■ **Short problem**: Write out the lines below as a numbered list, leaving out blank lines, starting with the line that contains "gauge-performance[interactable]: 93 [867, 30, 933, 96]" and continuing through the line that contains "gauge-seo[interactable]: 85 [1227, 30, 1293, 96]", including both of those lines.

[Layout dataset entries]
◇ ◇ ◇ ◇ ◇ ◇ ◇

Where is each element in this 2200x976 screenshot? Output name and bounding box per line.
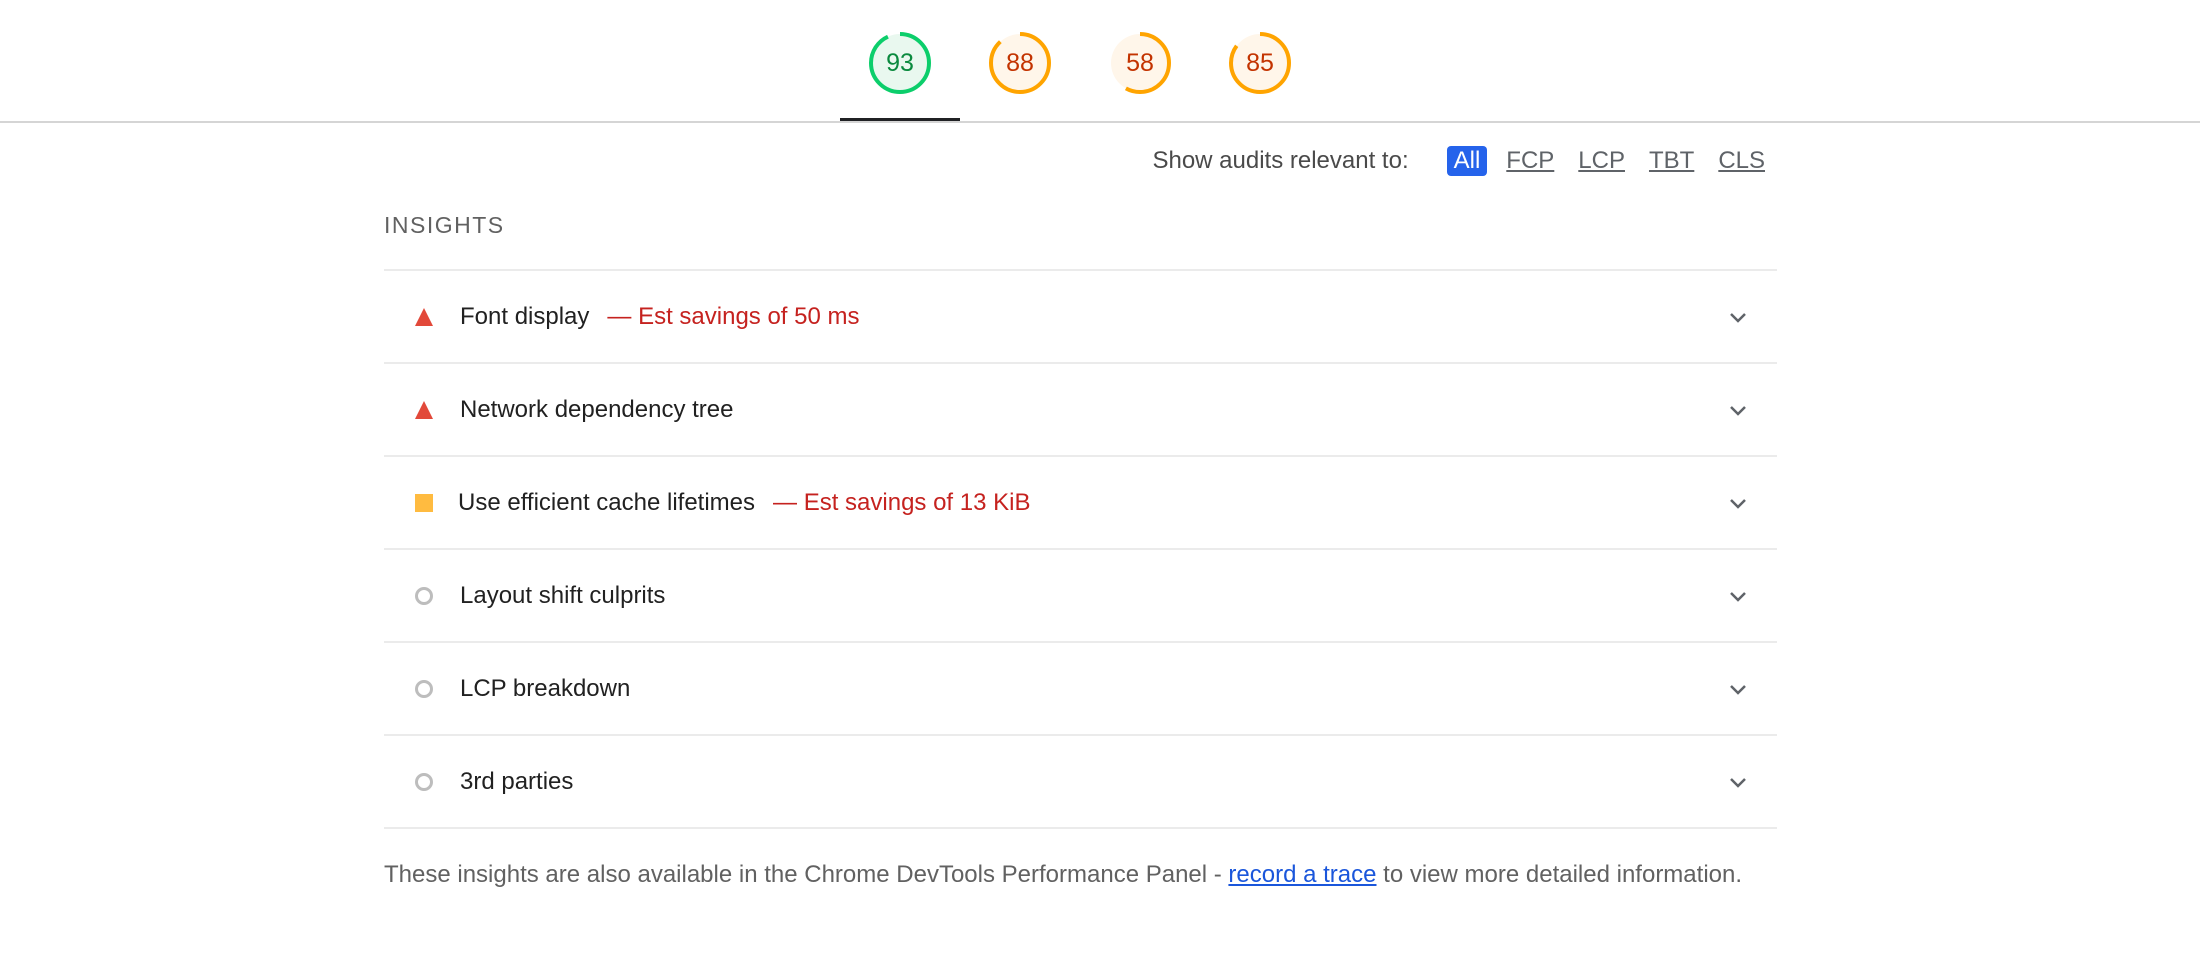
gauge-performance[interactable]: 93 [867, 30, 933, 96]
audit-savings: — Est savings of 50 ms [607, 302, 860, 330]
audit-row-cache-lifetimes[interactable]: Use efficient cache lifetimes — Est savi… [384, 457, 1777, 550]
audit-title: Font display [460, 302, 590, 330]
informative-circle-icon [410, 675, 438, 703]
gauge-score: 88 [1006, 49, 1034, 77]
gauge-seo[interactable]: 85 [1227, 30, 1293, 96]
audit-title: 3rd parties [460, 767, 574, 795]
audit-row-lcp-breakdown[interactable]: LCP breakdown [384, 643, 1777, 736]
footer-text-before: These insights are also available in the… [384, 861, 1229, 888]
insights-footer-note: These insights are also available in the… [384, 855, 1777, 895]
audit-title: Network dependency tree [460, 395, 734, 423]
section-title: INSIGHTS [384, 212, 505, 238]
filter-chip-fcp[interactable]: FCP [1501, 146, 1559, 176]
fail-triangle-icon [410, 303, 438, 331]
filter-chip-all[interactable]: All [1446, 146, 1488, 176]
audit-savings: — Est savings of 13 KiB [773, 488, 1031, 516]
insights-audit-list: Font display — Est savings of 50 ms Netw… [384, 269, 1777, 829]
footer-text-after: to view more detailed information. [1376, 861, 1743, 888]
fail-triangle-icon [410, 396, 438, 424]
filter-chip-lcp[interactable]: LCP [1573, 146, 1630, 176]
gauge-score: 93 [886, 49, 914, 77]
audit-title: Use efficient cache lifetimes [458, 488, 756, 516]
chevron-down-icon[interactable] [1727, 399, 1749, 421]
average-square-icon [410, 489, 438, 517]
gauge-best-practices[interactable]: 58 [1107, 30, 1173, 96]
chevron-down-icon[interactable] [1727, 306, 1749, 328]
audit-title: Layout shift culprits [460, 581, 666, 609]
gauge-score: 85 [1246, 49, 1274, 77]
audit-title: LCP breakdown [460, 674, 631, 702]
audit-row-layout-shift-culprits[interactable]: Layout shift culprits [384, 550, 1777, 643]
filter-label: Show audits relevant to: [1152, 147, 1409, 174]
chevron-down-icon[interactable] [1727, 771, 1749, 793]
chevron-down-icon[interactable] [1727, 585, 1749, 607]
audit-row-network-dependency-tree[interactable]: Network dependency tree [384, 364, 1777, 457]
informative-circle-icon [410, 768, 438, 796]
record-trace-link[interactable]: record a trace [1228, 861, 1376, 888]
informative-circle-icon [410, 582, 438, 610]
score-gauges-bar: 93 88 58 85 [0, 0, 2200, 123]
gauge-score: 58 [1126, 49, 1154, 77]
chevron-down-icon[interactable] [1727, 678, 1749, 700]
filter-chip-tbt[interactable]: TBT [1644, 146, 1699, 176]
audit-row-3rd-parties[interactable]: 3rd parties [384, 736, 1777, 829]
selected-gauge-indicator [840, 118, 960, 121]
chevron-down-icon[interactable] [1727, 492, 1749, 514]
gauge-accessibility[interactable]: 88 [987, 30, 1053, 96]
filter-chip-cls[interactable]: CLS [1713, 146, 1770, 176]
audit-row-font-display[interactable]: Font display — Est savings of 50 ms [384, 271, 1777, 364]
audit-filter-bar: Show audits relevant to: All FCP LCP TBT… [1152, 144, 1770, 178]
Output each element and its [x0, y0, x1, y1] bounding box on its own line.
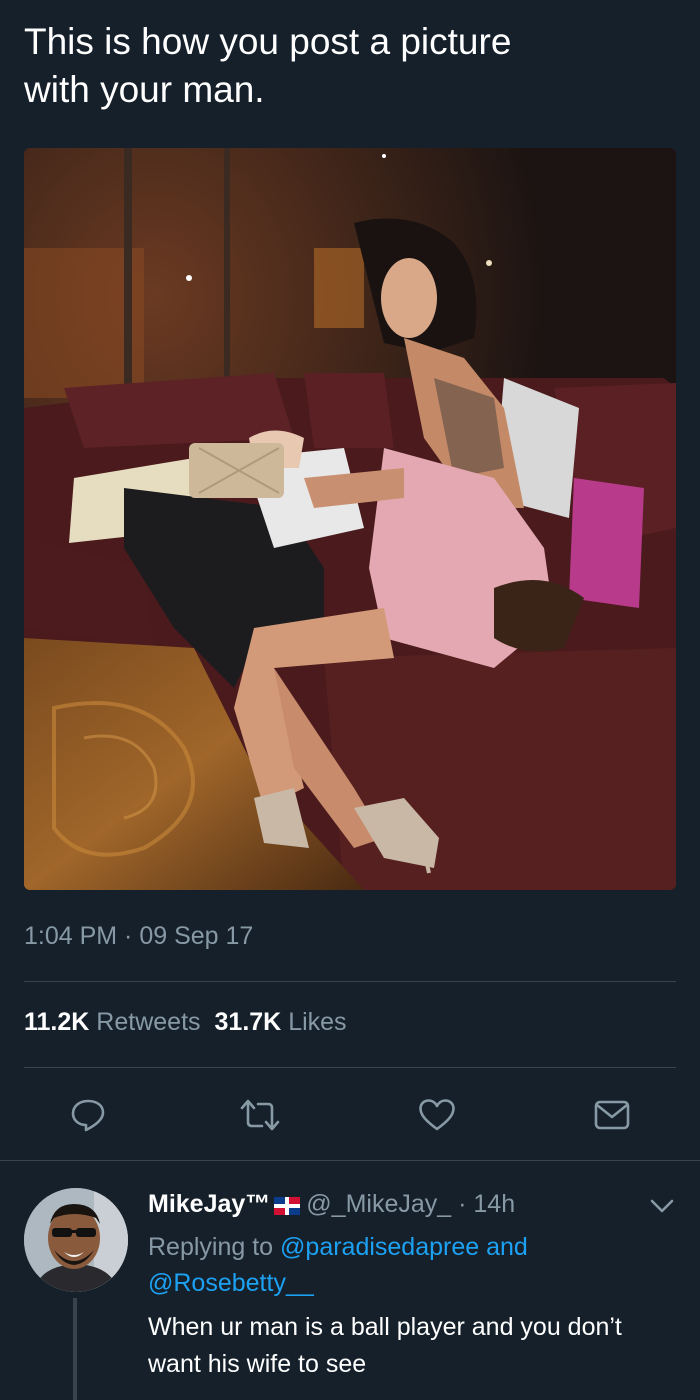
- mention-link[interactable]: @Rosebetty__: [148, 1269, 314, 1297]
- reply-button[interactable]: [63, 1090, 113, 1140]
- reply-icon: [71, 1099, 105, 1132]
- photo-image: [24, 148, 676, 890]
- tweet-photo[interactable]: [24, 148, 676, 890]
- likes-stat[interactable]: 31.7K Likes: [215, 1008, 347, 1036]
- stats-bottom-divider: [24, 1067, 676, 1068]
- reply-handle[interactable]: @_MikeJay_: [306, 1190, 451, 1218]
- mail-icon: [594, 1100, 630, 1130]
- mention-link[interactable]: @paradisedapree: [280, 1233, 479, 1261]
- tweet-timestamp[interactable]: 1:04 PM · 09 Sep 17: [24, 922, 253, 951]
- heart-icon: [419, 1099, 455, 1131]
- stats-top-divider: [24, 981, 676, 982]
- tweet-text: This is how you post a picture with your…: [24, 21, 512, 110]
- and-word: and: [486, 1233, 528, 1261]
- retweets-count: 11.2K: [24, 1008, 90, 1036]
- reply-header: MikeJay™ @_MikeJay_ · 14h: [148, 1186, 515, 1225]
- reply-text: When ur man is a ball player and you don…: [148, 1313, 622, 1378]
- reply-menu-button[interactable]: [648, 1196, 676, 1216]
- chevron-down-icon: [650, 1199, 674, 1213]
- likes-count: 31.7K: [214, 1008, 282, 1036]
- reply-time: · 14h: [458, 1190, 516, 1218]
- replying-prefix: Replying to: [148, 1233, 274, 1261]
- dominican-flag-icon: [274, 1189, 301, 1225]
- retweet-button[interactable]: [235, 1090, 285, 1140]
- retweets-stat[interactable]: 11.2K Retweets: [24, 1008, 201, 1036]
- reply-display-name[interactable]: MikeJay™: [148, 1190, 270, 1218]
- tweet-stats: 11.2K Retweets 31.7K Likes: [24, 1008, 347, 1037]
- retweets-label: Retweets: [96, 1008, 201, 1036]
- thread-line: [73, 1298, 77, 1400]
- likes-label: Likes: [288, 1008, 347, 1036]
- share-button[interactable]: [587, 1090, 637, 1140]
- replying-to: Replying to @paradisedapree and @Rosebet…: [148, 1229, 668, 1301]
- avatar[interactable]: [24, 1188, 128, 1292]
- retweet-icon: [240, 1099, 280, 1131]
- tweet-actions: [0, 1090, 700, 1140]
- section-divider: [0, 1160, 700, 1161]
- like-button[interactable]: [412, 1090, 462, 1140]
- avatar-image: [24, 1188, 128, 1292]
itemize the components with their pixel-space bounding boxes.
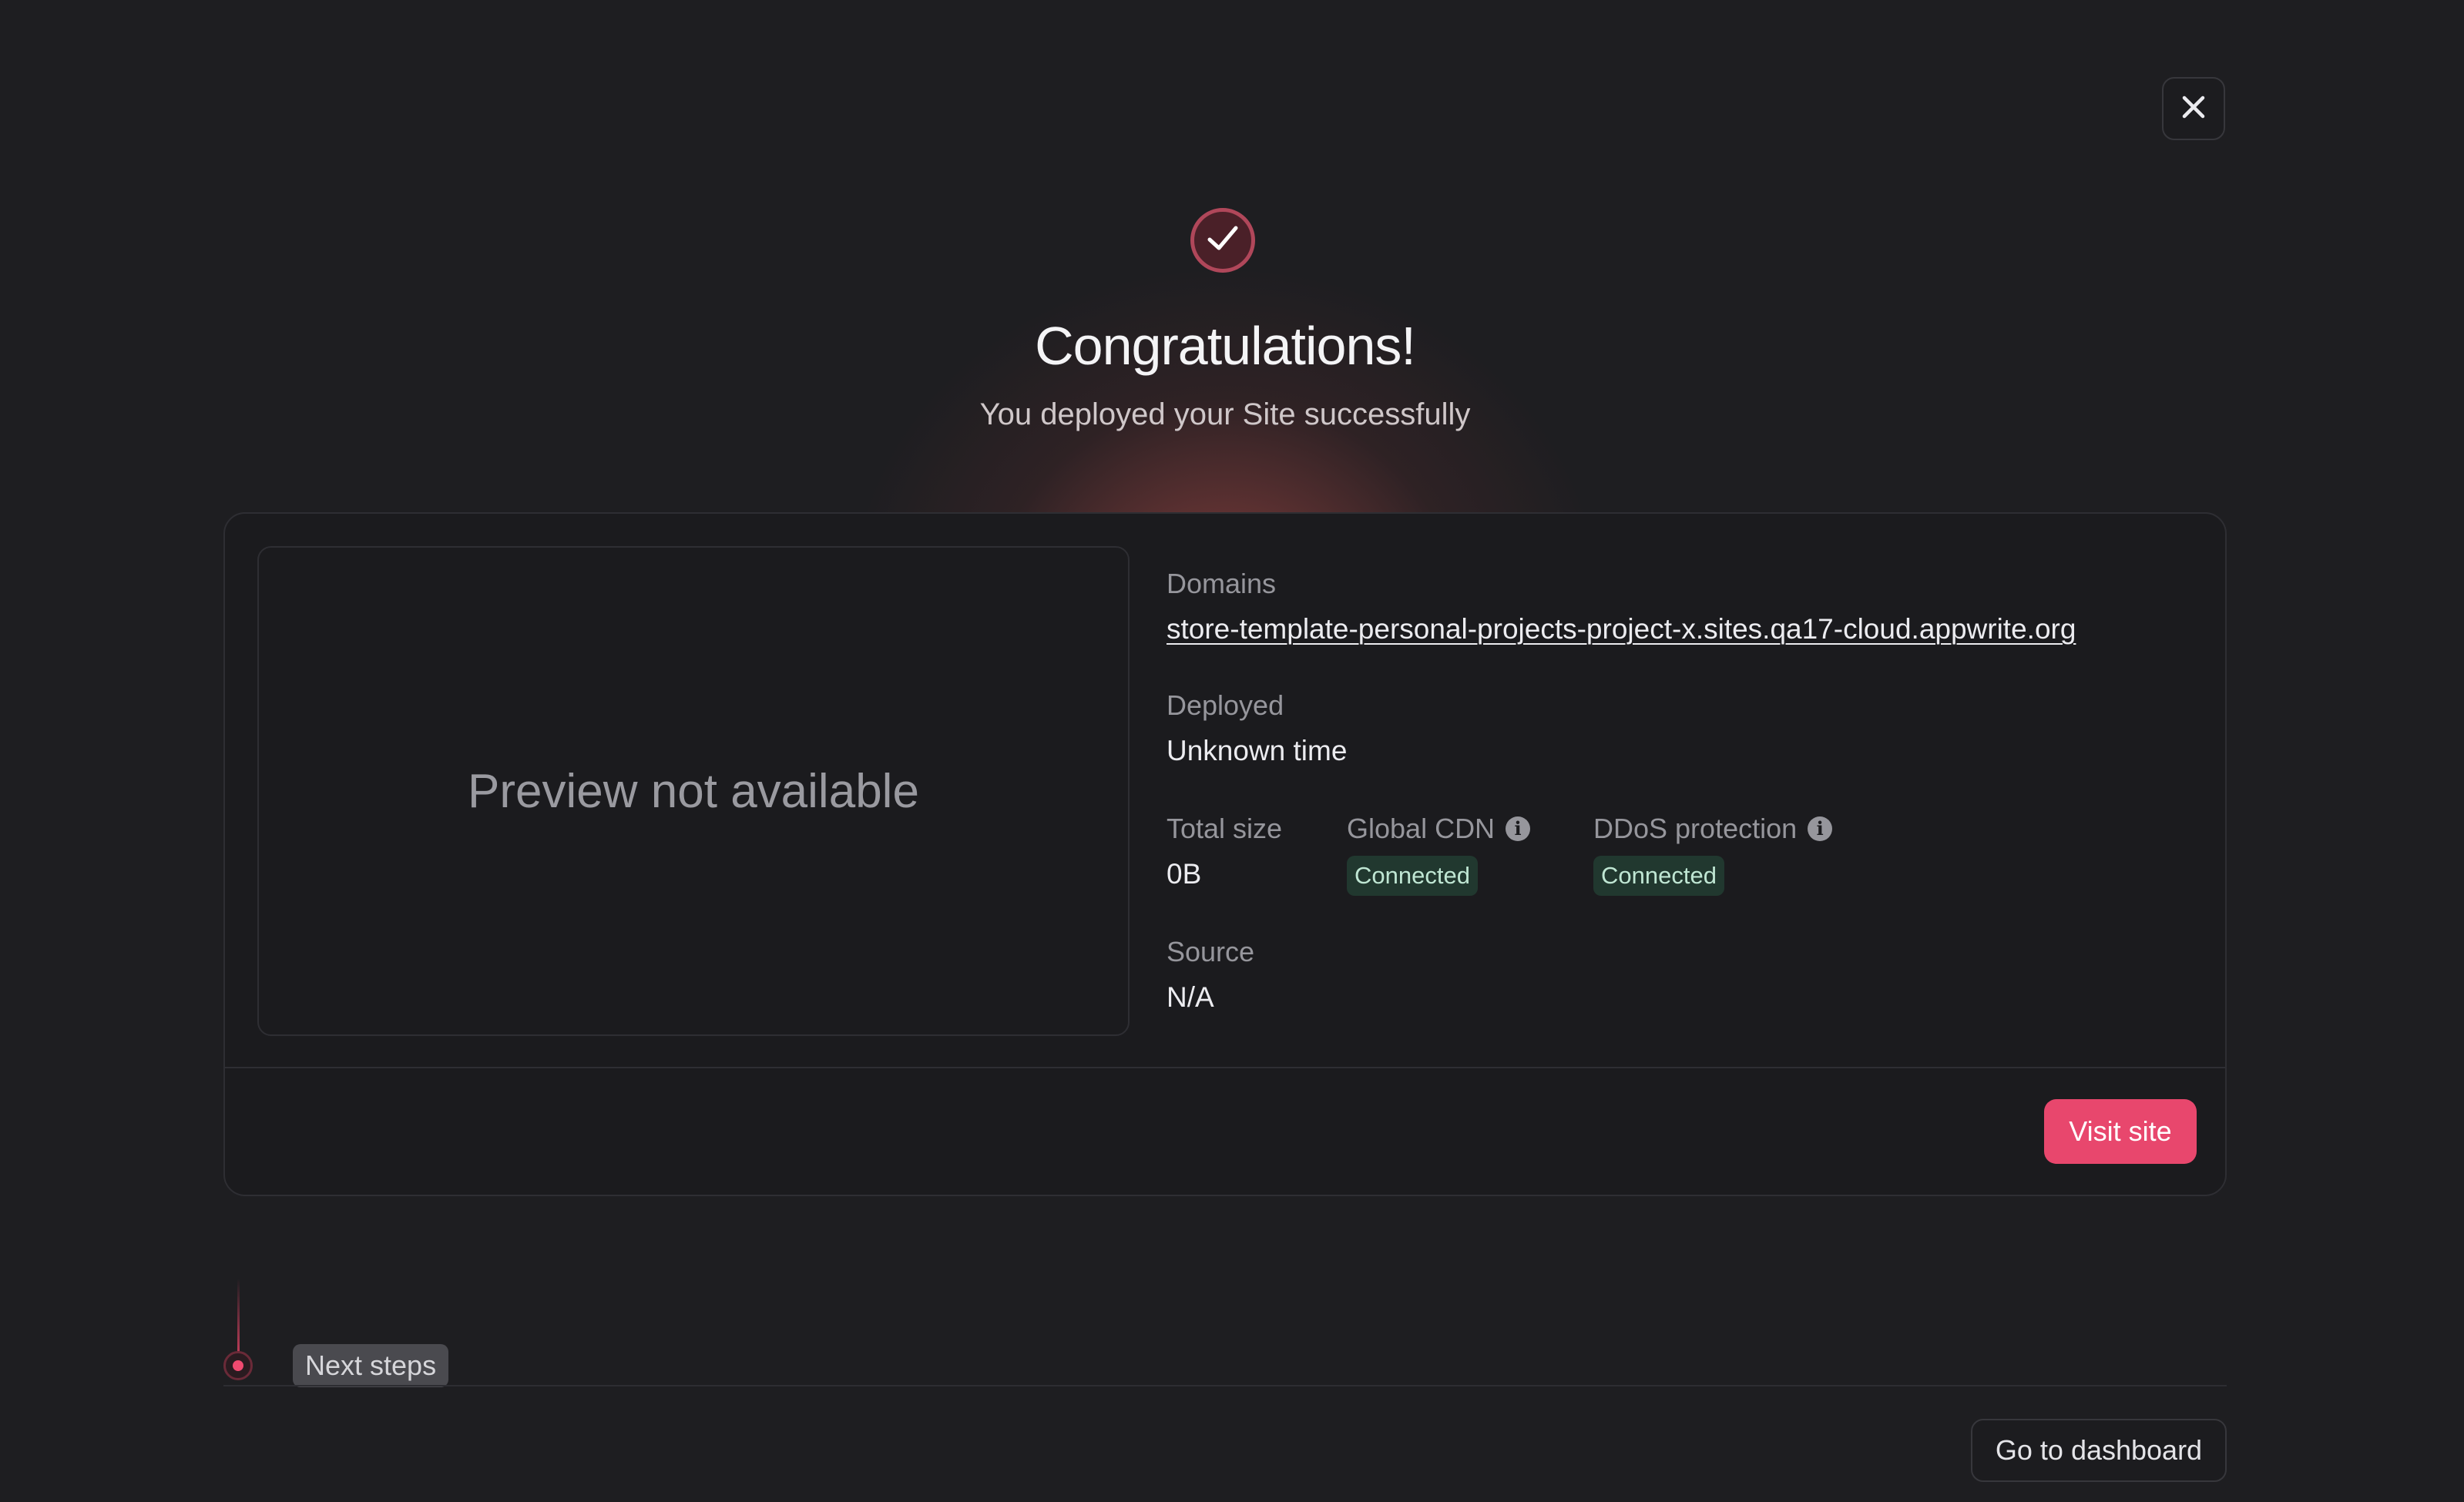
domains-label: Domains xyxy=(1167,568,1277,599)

◇ ◇ ◇ ◇ ◇ ◇ ◇

■ **Solution to the problem**:
1. gauge-performance[interactable]: 93 [867, 30, 933, 96]
2. audit-savings: — Est savings of 50 ms [607, 302, 860, 330]
3. audit-row-cache-lifetimes[interactable]: Use efficient cache lifetimes — Est savi… [384, 457, 1777, 550]
4. audit-title: Font display [460, 302, 590, 330]
5. informative-circle-icon [410, 675, 438, 703]
6. gauge-score: 88 [1006, 49, 1034, 77]
7. gauge-seo[interactable]: 85 [1227, 30, 1293, 96]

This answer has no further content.